◆ **GOAL**
Write the data below out exactly as it stands. Do not include the pictures.

[Data entries for graphics]
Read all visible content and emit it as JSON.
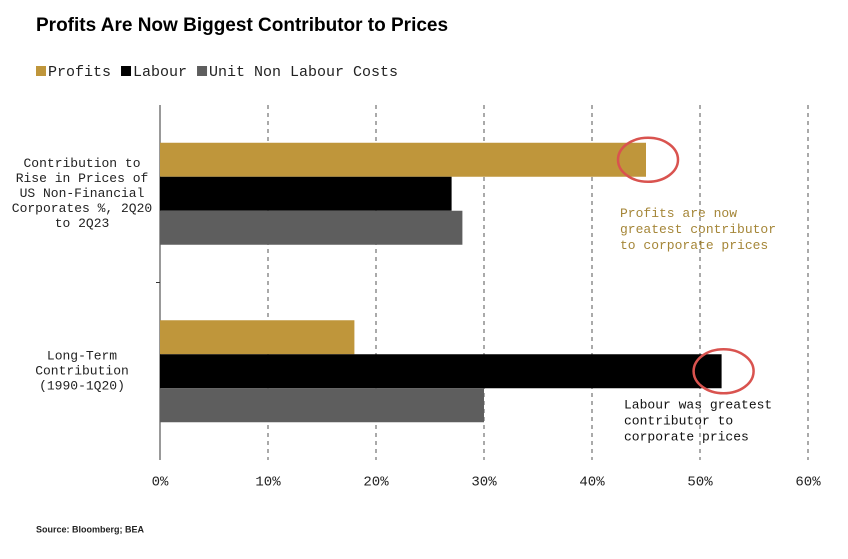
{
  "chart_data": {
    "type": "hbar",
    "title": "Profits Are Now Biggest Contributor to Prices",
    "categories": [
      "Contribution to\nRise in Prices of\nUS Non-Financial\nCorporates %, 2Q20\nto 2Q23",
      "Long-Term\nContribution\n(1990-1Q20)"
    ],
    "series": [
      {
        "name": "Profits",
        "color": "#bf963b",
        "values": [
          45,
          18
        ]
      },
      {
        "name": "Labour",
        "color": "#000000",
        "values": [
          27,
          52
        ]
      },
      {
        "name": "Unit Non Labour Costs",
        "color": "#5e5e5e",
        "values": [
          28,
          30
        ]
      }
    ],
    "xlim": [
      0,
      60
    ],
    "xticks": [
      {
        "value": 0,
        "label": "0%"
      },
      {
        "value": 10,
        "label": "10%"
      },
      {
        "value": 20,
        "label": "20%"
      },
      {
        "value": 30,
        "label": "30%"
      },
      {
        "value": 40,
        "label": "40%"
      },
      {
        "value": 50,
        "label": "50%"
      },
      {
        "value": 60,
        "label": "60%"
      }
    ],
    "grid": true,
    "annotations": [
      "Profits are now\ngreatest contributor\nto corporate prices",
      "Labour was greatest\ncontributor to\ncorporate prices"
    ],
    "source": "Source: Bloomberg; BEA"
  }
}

◆ **SOLUTION**
Read all visible content and emit it as JSON.
{
  "chart_data": {
    "type": "hbar",
    "title": "Profits Are Now Biggest Contributor to Prices",
    "categories": [
      "Contribution to\nRise in Prices of\nUS Non-Financial\nCorporates %, 2Q20\nto 2Q23",
      "Long-Term\nContribution\n(1990-1Q20)"
    ],
    "series": [
      {
        "name": "Profits",
        "color": "#bf963b",
        "values": [
          45,
          18
        ]
      },
      {
        "name": "Labour",
        "color": "#000000",
        "values": [
          27,
          52
        ]
      },
      {
        "name": "Unit Non Labour Costs",
        "color": "#5e5e5e",
        "values": [
          28,
          30
        ]
      }
    ],
    "xlim": [
      0,
      60
    ],
    "xticks": [
      {
        "value": 0,
        "label": "0%"
      },
      {
        "value": 10,
        "label": "10%"
      },
      {
        "value": 20,
        "label": "20%"
      },
      {
        "value": 30,
        "label": "30%"
      },
      {
        "value": 40,
        "label": "40%"
      },
      {
        "value": 50,
        "label": "50%"
      },
      {
        "value": 60,
        "label": "60%"
      }
    ],
    "grid": true,
    "annotations": [
      "Profits are now\ngreatest contributor\nto corporate prices",
      "Labour was greatest\ncontributor to\ncorporate prices"
    ],
    "source": "Source: Bloomberg; BEA"
  }
}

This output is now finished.